# Show us your Block plane



## paulm2930 (19 Dec 2013)

As per title peeps,
I have been a long time admirer of this forum and I'm starting out with my own projects soon and I'm really interested
In seeing what sort of tools everybody uses. So show us what you use please.
Paul


----------



## jimi43 (19 Dec 2013)

Time to bring old Isaac out again....







Worth every penny of the 20p it cost me!

Jim


----------



## RossJarvis (19 Dec 2013)

paulm2930":31hj7im2 said:


> As per title peeps,
> I have been a long time admirer of this forum and I'm starting out with my own projects soon and I'm really interested
> In seeing what sort of tools everybody uses. So show us what you use please.
> Paul



Welcome Paul  

I'm a "Sunday Carpenter" and although I've got a lot of tools, the ones below are what I use for 95% of the time, sitting on the toolbox that I made with 'em (includes block plane 60 1/2);


----------



## richarnold (19 Dec 2013)

4 inch Bill carter gunmetal and bronze mitre plane


----------



## tobytools (19 Dec 2013)

richarnold":7vwi1vh1 said:


> 4 inch Bill carter gunmetal and bronze mitre plane




Wow,
:0

I have the QS LA, comes with 3 irons, I'll get a fancy old school one soon tho 

TT


----------



## Harbo (19 Dec 2013)

Bill Carter wooden plane:







Rod


----------



## Berncarpenter (19 Dec 2013)

A couple of Veritas QS Clifton and a car boot buy with no makers name 






A lovely bronze Lie Nielson and a cheapo Stanley which are in the everyday site box






Cheers Bern.


----------



## Preston (20 Dec 2013)

I probably have an advantage over some of you in that I may have been at it a little longer than some, in any case here are the block planes I have been lovingly using over the years. Soon I'm going to find a new home for them.


----------



## bugbear (20 Dec 2013)

Berncarpenter":27mvgwwl said:


> Cheers Bern.



Oh, that's lovely - elegant and simple in the English tradition. The beam for the wedge is particular good.

BugBear


----------



## Cheshirechappie (20 Dec 2013)

Blimey peeps - there's some serious plane porn going on in this thread ! :shock: 

Paul - welcome to the forum, and don't be put off is yours doesn't match up to the ones shown in the porn!

**Extracted entries**.
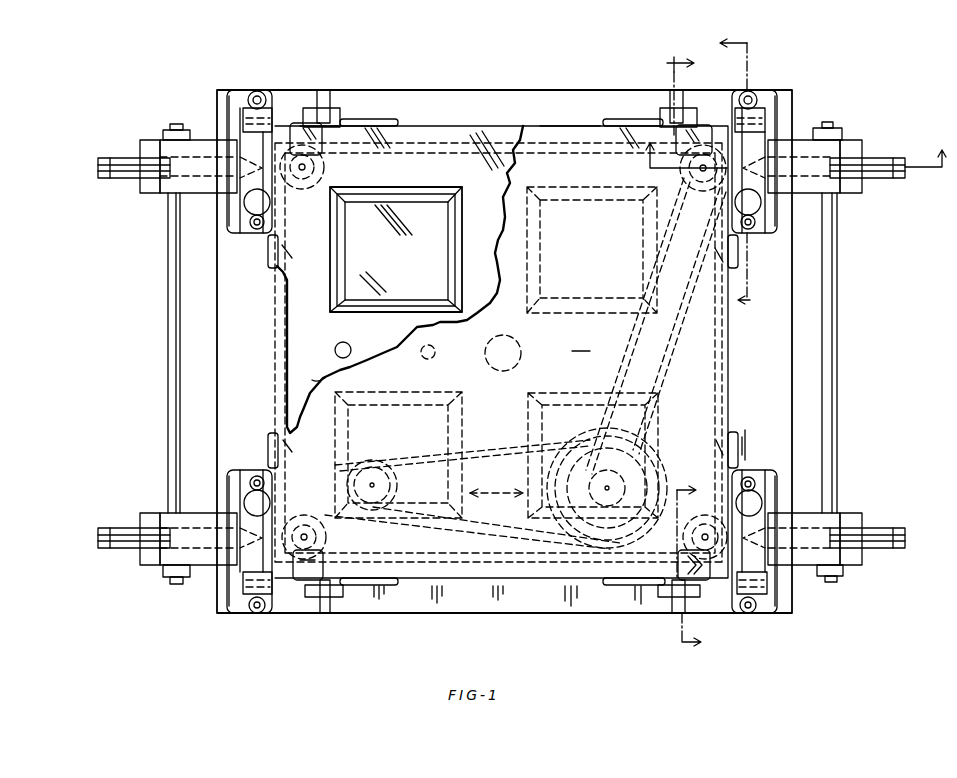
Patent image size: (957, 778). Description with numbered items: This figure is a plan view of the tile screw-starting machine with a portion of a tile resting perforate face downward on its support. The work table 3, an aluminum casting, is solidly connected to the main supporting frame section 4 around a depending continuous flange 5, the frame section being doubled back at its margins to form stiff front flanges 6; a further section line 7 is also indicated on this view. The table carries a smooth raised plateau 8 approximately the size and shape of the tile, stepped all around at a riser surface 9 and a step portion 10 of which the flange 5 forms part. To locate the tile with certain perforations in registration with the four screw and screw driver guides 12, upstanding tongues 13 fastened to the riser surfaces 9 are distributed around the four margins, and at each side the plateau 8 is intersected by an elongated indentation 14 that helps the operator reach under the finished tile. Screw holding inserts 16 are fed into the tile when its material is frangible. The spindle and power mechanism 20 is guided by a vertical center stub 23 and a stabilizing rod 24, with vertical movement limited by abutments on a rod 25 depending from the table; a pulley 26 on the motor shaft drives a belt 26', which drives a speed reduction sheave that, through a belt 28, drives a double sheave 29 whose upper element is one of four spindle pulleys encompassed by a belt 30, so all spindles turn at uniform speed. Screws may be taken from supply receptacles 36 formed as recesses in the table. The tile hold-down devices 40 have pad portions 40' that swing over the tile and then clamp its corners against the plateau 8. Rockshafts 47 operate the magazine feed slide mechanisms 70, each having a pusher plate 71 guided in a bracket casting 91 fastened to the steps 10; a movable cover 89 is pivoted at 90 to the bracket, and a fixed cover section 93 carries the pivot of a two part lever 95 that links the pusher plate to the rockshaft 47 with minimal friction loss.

The work table 3 is at (570, 88).
The main supporting frame section 4 is at (698, 353).
The depending continuous flange 5 is at (694, 530).
The front flange 6 is at (789, 149).
The section line 7 is at (738, 175).
The plateau 8 is at (317, 331).
The step riser surface 9 is at (560, 124).
The step portion 10 is at (467, 113).
The screw and screw driver guide 12 is at (312, 168).
The upstanding tongue 13 is at (383, 119).
The indentation 14 is at (282, 363).
The screw holding insert 16 is at (270, 165).
The spindle and power mechanism 20 is at (503, 493).
The vertical center stub 23 is at (520, 362).
The stabilizing rod 24 is at (351, 350).
The rod 25 is at (433, 358).
The pulley 26 is at (391, 485).
The belt 26' is at (467, 533).
The belt 28 is at (670, 366).
The double sheave 29 is at (695, 193).
The belt 30 is at (492, 140).
The supply receptacle 36 is at (418, 269).
The tile hold-down device 40 is at (490, 351).
The pad portion 40' is at (508, 339).
The rockshaft 47 is at (170, 392).
The magazine feed slide mechanism 70 is at (186, 116).
The pusher plate 71 is at (193, 181).
The movable cover 89 is at (243, 197).
The pivot 90 is at (248, 120).
The pusher plate guide bracket casting 91 is at (229, 98).
The fixed cover section 93 is at (166, 189).
The two part lever 95 is at (122, 158).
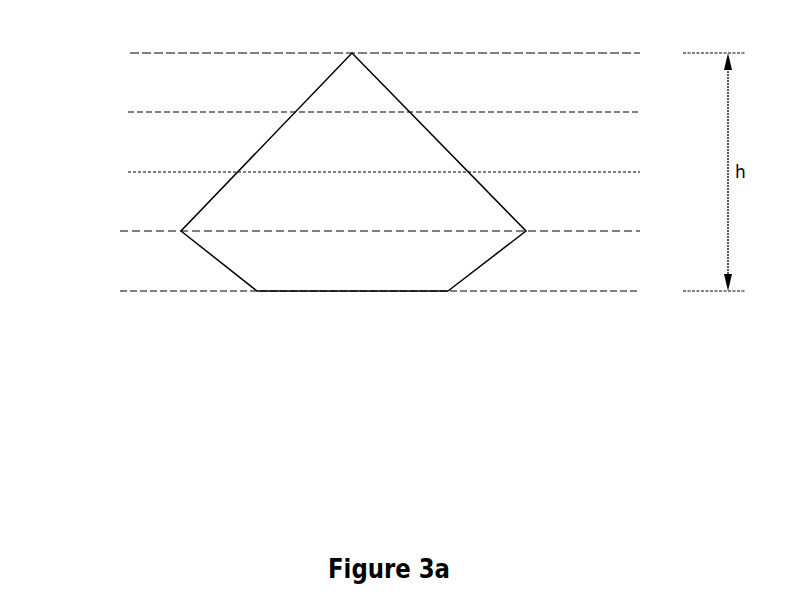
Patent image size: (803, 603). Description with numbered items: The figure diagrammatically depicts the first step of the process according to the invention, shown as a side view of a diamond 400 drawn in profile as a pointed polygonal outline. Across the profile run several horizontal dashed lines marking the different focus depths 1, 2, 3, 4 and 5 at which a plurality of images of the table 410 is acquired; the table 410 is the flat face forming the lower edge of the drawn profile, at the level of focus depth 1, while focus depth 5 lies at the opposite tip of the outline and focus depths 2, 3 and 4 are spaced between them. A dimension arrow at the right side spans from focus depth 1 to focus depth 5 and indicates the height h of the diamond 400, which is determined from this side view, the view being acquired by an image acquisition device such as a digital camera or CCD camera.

The diamond 400 is at (213, 216).
The table 410 is at (434, 296).
The focus depth 1 is at (390, 291).
The focus depth 2 is at (390, 231).
The focus depth 3 is at (394, 172).
The focus depth 4 is at (394, 112).
The focus depth 5 is at (395, 53).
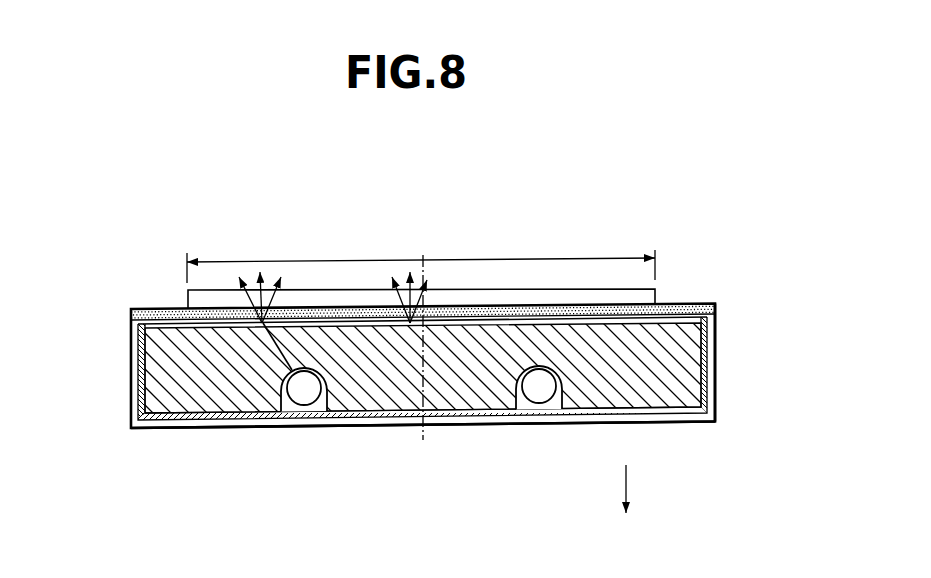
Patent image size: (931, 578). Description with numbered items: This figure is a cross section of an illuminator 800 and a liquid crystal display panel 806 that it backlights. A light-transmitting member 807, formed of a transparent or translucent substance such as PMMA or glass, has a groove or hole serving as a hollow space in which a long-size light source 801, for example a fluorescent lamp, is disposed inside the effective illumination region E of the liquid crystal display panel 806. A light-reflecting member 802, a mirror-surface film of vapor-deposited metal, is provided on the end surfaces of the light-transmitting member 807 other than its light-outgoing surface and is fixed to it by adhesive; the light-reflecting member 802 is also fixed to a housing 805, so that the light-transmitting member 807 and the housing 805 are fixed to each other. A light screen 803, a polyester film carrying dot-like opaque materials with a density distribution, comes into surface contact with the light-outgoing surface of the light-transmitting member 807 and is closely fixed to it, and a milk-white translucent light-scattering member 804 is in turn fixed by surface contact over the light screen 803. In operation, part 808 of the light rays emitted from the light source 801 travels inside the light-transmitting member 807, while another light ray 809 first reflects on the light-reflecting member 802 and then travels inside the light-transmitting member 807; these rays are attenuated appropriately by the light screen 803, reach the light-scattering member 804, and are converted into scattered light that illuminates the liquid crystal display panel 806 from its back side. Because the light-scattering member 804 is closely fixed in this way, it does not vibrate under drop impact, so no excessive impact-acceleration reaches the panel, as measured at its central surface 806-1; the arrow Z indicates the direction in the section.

The illuminator 800 is at (752, 485).
The light source 801 is at (310, 411).
The light-reflecting member 802 is at (362, 416).
The light screen 803 is at (693, 304).
The light-scattering member 804 is at (139, 309).
The housing 805 is at (715, 378).
The liquid crystal display panel 806 is at (657, 292).
The central surface 806-1 is at (427, 282).
The light-transmitting member 807 is at (165, 405).
The part of light rays 808 is at (280, 350).
The light ray 809 is at (470, 377).
The effective illumination region E is at (423, 256).
The Z direction Z is at (641, 489).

**To be done**.
(a) From the records, copy out the lines starting at the one containing "Patent image size: (803, 603)." and ending after the one containing "The focus depth 5 is at (395, 53).", with both of those lines included.
(b) Write what comes next in the forum thread about block planes, picking up right after its last sentence.

**Written answers**.
(a)
Patent image size: (803, 603). Description with numbered items: The figure diagrammatically depicts the first step of the process according to the invention, shown as a side view of a diamond 400 drawn in profile as a pointed polygonal outline. Across the profile run several horizontal dashed lines marking the different focus depths 1, 2, 3, 4 and 5 at which a plurality of images of the table 410 is acquired; the table 410 is the flat face forming the lower edge of the drawn profile, at the level of focus depth 1, while focus depth 5 lies at the opposite tip of the outline and focus depths 2, 3 and 4 are spaced between them. A dimension arrow at the right side spans from focus depth 1 to focus depth 5 and indicates the height h of the diamond 400, which is determined from this side view, the view being acquired by an image acquisition device such as a digital camera or CCD camera.

The diamond 400 is at (213, 216).
The table 410 is at (434, 296).
The focus depth 1 is at (390, 291).
The focus depth 2 is at (390, 231).
The focus depth 3 is at (394, 172).
The focus depth 4 is at (394, 112).
The focus depth 5 is at (395, 53).

(b)
I started out with a mid-1980s Record low-angle block plane. Never really got on with it - sometimes it cut, sometimes it wouldn't, and in my supreme state of woodworking ignorance at the time, I didn't work out why. I still have the thing, and one of these days I must have another go at making a reasonable plane out of it. 

A couple of years later. a chance purchase in a Chester antique shop of a vintage Preston bullnose shoulder plane gave me a plane that fitted my hand beautifully and cut like a dream, so it became my 'block plane'. Using a shoulder plane (albeit a short one) like this is all wrong, of course, but it just works for me.

Scroll on about a decade, and I invested in a Lie-Nielsen low-angle cast iron bodied block plane. It's a superb plane, and for two-handed use, works like a dream. However, I find it's a bit too heavy for comfortable single-handed use, so I still tend to reach for the old Preston.


----------



## paulm2930 (20 Dec 2013)

wow, im impressed! keep em coming people.
cheers 
paul


----------



## paulm2930 (20 Dec 2013)

Part of the reason for this thread was to gauge what others used so I could
Choose my first, I'm considering the axminster brand 60 1/2 or 9 1/2, or their
Rider version, or possibly spending a bit more on a quangsheng, can anyone share
Opinion on either of these?
And thanks for the welcome
Paul


----------



## Racers (20 Dec 2013)

I have a LN 60 1/2 and a Stanley 60 1/2 the LN works much better than the Stanley, I can't say anything about the others as I haven't used them.
The Veritas ones look cool!

Pete


----------



## jimi43 (20 Dec 2013)

Welcome Paul....I think you will enjoy the forum.

I have an older Stanley 60 1/2...






I use this fine plane all the time too and you can get cheao ones on Fleabay.

I don't think much of Axminster ones...but the QS ones from Workshop Heaven are lovely...worth saving for

Jim


----------



## marcros (20 Dec 2013)

Preston":3fuzbgz6 said:


> I probably have an advantage over some of you in that I may have been at it a little longer than some, in any case here are the block planes I have been lovingly using over the years. Soon I'm going to find a new home for them.



Is that a stanley 140 top right?


----------



## Preston (20 Dec 2013)

marcros":195fino6 said:


> Preston":195fino6 said:
> 
> 
> > I probably have an advantage over some of you in that I may have been at it a little longer than some, in any case here are the block planes I have been lovingly using over the years. Soon I'm going to find a new home for them.
> ...




Yes but I sold it to hackney tools last month, in fact these pictures are from his site. I hope he doesn’t mind.


----------



## Corneel (20 Dec 2013)

I have a QS low angle and an old Stanley #18 with a crack up the side. But I am not much of a blockplane user. I prefer a benchplane mostly.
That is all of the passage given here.